What the task requires:
Every line below must be reproduced exactly. Copy them all.

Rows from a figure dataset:
◆ ◆ ◆ ◆ ◆ ◆ ◆

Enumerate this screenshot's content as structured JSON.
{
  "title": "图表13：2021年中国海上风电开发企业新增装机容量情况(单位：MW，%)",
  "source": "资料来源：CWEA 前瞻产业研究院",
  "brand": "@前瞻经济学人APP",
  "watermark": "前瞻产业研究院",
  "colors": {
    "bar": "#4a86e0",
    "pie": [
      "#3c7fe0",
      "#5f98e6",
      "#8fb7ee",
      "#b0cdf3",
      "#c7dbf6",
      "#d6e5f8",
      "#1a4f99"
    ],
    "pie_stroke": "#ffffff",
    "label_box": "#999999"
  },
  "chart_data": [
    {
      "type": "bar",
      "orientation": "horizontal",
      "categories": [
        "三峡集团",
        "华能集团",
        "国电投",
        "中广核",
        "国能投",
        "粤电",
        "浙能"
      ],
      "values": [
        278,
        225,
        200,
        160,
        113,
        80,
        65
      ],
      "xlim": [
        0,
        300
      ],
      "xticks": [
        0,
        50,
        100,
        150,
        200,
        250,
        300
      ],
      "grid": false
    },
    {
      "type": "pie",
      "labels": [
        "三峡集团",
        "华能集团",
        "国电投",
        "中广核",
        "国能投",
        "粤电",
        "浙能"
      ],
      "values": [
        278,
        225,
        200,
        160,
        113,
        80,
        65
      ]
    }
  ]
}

◆ ◆ ◆ ◆ ◆ ◆ ◆

Expected output:
Enumerate this screenshot's content as structured JSON.
{
  "title": "图表13：2021年中国海上风电开发企业新增装机容量情况(单位：MW，%)",
  "source": "资料来源：CWEA 前瞻产业研究院",
  "brand": "@前瞻经济学人APP",
  "watermark": "前瞻产业研究院",
  "colors": {
    "bar": "#4a86e0",
    "pie": [
      "#3c7fe0",
      "#5f98e6",
      "#8fb7ee",
      "#b0cdf3",
      "#c7dbf6",
      "#d6e5f8",
      "#1a4f99"
    ],
    "pie_stroke": "#ffffff",
    "label_box": "#999999"
  },
  "chart_data": [
    {
      "type": "bar",
      "orientation": "horizontal",
      "categories": [
        "三峡集团",
        "华能集团",
        "国电投",
        "中广核",
        "国能投",
        "粤电",
        "浙能"
      ],
      "values": [
        278,
        225,
        200,
        160,
        113,
        80,
        65
      ],
      "xlim": [
        0,
        300
      ],
      "xticks": [
        0,
        50,
        100,
        150,
        200,
        250,
        300
      ],
      "grid": false
    },
    {
      "type": "pie",
      "labels": [
        "三峡集团",
        "华能集团",
        "国电投",
        "中广核",
        "国能投",
        "粤电",
        "浙能"
      ],
      "values": [
        278,
        225,
        200,
        160,
        113,
        80,
        65
      ]
    }
  ]
}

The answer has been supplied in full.